§ DOCUMENT SEGMENT:
········
Lecture 10: Na+ and Circulating Volume Regulation

Question 1

Sources of body water

Answer 1

1. Organic nutrient oxidation
2. Liquid/food ingestion

Question 2

5 sites of H2O loss

Answer 2

1. Skin
2. Airways
3. GI
4. Urinary
5. Menstrual flow

Question 3

Insensible H2O loss

Answer 3

Occurs through skin and airways via continuous evaporation; involuntary.

Question 4

Na+ transporters by tubule segment

Answer 4

PT: SGLTs, GLUTs, Na/K ATPases
Ascend. Henle: NKCCs, Na/K ATPases
DT: NCCs
CDs: ENaCs

Question 5

Basolateral Na+ transport by tubule segment

Answer 5

All Na+/K+ ATPases

Question 6

Tubular H2O transport

Answer 6

H2O follows ions by osmosis
- Permeability depends on aquaporin regulation (always high in PT, regulated only in CDs)

Question 7

ADH secretion

Answer 7

Post. pituitary secretes vasopressin (ADH) to collecting duct receptors

Question 8

AQP2

Answer 8

Aquaporin that is under control by ADH; ADH triggers membrane fusion

Question 9

AQP3/4

Answer 9

Basolateral aquaporins that are constitutively active

Question 10

Diabetes insipidus

Answer 10

Low collecting duct H2O permeability due to defective ADH control. Can be central or nephrogenic.
········
§ DATASET:
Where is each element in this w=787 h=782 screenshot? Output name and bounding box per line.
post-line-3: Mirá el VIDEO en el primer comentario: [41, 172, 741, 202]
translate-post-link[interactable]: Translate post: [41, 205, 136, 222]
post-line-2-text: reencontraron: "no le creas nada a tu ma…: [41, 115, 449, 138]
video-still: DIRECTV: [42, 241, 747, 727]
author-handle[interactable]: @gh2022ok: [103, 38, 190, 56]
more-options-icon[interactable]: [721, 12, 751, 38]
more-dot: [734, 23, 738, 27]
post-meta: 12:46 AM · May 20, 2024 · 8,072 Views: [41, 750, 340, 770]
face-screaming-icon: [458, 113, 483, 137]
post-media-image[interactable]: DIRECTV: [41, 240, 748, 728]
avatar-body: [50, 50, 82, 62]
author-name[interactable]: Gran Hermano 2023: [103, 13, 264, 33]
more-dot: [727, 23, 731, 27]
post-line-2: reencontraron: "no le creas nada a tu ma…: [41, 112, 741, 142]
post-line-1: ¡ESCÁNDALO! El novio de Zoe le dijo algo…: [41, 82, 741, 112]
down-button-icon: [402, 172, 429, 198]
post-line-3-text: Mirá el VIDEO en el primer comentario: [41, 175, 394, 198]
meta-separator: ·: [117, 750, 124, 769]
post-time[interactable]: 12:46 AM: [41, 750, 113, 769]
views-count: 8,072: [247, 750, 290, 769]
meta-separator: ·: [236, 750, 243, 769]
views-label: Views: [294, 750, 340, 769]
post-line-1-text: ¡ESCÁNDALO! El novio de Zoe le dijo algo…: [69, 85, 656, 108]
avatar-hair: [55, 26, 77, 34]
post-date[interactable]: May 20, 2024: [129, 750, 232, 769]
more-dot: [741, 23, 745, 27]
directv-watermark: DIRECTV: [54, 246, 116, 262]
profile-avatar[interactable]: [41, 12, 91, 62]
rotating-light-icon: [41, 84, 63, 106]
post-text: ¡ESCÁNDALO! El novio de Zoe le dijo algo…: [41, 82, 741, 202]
········
§ TASK DETAILS: Rewrite the part of the lecture notes on sodium and circulating volume regulation that opens with the words containing "Basolateral Na+ transport" and closes with "only in CDs)", changing "osmosis" to "diffusion".

§ SOLUTION TO THIS EXERCISE:
Basolateral Na+ transport by tubule segment

Answer 5

All Na+/K+ ATPases

Question 6

Tubular H2O transport

Answer 6

H2O follows ions by diffusion
- Permeability depends on aquaporin regulation (always high in PT, regulated only in CDs)